══ MATERIAL TO PROCESS

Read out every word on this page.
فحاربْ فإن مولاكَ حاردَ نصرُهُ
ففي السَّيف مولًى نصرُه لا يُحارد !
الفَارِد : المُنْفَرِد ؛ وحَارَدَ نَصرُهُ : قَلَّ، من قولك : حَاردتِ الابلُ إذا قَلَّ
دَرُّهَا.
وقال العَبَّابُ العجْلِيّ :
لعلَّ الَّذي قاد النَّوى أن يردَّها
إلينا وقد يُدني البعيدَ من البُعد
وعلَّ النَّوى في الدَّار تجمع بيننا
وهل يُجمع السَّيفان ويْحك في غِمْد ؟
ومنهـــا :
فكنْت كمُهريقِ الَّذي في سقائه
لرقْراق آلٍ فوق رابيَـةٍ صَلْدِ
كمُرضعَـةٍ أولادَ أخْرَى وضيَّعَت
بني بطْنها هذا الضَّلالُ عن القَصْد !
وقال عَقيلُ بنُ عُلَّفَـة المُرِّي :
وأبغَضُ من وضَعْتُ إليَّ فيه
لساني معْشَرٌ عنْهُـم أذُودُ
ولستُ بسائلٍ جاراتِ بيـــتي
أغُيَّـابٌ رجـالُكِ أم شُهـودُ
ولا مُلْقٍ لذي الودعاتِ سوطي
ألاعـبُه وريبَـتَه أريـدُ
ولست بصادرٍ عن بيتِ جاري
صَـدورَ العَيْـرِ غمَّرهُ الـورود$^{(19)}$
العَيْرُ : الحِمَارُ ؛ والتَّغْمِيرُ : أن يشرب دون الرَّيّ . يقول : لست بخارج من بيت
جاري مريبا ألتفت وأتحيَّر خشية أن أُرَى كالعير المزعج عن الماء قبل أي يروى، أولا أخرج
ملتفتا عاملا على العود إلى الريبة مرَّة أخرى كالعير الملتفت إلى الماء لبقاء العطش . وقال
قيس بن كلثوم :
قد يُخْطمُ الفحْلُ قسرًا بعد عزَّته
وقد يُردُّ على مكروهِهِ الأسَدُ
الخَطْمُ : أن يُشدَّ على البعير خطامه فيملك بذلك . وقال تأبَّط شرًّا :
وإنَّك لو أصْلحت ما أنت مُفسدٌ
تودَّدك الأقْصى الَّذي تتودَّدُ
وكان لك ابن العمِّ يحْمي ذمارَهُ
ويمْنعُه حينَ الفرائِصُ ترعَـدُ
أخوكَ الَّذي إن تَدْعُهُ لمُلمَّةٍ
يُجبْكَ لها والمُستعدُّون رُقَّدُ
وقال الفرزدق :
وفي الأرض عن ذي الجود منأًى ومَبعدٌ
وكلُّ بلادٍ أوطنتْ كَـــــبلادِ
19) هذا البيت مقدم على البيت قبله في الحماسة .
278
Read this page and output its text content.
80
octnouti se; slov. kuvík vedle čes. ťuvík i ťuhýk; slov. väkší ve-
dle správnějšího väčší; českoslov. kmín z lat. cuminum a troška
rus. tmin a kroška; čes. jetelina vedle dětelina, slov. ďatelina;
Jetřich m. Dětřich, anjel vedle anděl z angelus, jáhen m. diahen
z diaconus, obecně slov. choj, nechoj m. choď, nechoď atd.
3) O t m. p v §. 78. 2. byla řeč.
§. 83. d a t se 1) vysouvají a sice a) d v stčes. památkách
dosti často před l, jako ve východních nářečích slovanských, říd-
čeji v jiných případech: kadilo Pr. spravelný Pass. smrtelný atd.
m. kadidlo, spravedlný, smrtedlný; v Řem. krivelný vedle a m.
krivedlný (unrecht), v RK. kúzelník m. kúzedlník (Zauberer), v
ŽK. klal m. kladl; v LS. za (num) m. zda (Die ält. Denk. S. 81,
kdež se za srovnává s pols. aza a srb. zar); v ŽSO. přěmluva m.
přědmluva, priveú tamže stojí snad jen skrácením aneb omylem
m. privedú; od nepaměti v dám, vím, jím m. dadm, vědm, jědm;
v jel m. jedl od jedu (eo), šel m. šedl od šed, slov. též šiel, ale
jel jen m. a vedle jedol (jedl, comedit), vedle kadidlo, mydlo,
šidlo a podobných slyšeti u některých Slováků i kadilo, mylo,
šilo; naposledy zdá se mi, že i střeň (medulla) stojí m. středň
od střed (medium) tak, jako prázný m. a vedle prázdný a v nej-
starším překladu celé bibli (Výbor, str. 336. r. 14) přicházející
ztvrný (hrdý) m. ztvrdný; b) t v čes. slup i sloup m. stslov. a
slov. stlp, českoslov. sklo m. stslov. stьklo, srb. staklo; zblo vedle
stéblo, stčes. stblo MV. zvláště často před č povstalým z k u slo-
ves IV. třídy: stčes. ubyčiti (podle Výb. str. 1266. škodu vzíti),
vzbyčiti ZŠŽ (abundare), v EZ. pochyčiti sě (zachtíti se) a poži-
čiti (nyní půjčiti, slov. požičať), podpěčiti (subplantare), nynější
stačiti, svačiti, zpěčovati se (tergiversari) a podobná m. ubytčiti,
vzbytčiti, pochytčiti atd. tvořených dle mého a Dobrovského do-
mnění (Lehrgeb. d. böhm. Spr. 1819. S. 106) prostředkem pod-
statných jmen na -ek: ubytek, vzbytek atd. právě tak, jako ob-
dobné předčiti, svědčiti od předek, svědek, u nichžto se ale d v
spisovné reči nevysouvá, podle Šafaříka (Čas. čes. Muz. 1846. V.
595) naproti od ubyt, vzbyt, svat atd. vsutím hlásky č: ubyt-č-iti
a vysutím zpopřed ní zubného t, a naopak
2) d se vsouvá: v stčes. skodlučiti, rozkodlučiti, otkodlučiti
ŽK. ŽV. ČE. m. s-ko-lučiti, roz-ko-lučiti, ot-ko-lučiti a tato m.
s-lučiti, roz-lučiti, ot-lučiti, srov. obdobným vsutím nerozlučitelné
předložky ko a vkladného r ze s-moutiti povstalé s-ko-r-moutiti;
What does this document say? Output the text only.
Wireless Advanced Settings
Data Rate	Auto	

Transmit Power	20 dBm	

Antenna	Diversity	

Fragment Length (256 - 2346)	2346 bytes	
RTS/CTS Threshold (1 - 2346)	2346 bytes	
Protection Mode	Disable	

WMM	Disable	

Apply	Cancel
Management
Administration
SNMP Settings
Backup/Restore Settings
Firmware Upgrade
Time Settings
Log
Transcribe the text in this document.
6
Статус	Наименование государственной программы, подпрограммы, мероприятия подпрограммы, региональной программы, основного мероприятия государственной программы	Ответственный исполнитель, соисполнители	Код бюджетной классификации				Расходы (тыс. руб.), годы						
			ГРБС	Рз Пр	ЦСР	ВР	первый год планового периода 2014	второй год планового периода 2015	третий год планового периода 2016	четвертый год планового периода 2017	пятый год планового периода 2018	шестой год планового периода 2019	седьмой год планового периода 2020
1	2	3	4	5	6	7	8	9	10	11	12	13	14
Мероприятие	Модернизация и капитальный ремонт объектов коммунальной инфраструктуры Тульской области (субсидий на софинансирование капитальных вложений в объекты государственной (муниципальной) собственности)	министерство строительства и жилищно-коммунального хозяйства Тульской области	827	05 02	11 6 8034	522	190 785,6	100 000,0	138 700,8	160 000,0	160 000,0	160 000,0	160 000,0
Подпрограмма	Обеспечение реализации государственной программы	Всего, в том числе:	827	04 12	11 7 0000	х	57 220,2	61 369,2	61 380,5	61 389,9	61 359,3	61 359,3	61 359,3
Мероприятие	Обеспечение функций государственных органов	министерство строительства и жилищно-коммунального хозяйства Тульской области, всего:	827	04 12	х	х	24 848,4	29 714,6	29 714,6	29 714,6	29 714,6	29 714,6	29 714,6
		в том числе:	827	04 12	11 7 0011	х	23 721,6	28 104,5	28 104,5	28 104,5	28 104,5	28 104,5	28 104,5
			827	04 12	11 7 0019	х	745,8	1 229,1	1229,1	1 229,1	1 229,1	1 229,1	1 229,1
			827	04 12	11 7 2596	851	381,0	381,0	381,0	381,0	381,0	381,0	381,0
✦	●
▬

════

| GIVEN EXERCISE |
Using the records above, pull out each line where the word "stslov" occurs.

| EXERCISE SOLUTION |
ztvrný (hrdý) m. ztvrdný; b) t v čes. slup i sloup m. stslov. a
slov. stlp, českoslov. sklo m. stslov. stьklo, srb. staklo; zblo vedle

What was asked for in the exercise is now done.